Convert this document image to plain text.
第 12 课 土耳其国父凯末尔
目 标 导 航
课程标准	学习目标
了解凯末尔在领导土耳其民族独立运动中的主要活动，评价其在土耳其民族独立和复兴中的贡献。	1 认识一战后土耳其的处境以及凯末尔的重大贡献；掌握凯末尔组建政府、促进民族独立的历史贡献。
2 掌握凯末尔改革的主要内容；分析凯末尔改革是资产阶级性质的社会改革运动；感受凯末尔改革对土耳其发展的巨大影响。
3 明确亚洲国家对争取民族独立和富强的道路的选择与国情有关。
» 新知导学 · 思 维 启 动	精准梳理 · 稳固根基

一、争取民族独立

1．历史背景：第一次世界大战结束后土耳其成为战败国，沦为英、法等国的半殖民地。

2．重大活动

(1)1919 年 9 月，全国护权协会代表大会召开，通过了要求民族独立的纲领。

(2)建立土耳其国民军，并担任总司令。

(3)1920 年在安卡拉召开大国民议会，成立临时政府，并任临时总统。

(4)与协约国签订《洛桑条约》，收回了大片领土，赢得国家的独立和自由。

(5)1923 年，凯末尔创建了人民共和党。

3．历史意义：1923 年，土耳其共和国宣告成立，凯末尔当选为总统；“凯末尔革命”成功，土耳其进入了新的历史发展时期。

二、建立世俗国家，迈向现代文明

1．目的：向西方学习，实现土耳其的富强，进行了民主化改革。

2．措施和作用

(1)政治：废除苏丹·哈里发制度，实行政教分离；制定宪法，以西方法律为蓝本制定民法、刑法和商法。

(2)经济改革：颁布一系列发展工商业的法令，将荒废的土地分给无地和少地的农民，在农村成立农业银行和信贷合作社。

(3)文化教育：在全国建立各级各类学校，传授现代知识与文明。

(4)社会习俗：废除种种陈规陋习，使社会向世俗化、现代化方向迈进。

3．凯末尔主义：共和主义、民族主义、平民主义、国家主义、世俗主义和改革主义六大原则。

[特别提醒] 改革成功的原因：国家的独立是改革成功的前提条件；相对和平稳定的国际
########################################
Write out all of the records once more, exactly.

- **Result for this task**:
Convert this document image to plain text.
第 12 课 土耳其国父凯末尔
目 标 导 航
课程标准	学习目标
了解凯末尔在领导土耳其民族独立运动中的主要活动，评价其在土耳其民族独立和复兴中的贡献。	1 认识一战后土耳其的处境以及凯末尔的重大贡献；掌握凯末尔组建政府、促进民族独立的历史贡献。
2 掌握凯末尔改革的主要内容；分析凯末尔改革是资产阶级性质的社会改革运动；感受凯末尔改革对土耳其发展的巨大影响。
3 明确亚洲国家对争取民族独立和富强的道路的选择与国情有关。
» 新知导学 · 思 维 启 动	精准梳理 · 稳固根基

一、争取民族独立

1．历史背景：第一次世界大战结束后土耳其成为战败国，沦为英、法等国的半殖民地。

2．重大活动

(1)1919 年 9 月，全国护权协会代表大会召开，通过了要求民族独立的纲领。

(2)建立土耳其国民军，并担任总司令。

(3)1920 年在安卡拉召开大国民议会，成立临时政府，并任临时总统。

(4)与协约国签订《洛桑条约》，收回了大片领土，赢得国家的独立和自由。

(5)1923 年，凯末尔创建了人民共和党。

3．历史意义：1923 年，土耳其共和国宣告成立，凯末尔当选为总统；“凯末尔革命”成功，土耳其进入了新的历史发展时期。

二、建立世俗国家，迈向现代文明

1．目的：向西方学习，实现土耳其的富强，进行了民主化改革。

2．措施和作用

(1)政治：废除苏丹·哈里发制度，实行政教分离；制定宪法，以西方法律为蓝本制定民法、刑法和商法。

(2)经济改革：颁布一系列发展工商业的法令，将荒废的土地分给无地和少地的农民，在农村成立农业银行和信贷合作社。

(3)文化教育：在全国建立各级各类学校，传授现代知识与文明。

(4)社会习俗：废除种种陈规陋习，使社会向世俗化、现代化方向迈进。

3．凯末尔主义：共和主义、民族主义、平民主义、国家主义、世俗主义和改革主义六大原则。

[特别提醒] 改革成功的原因：国家的独立是改革成功的前提条件；相对和平稳定的国际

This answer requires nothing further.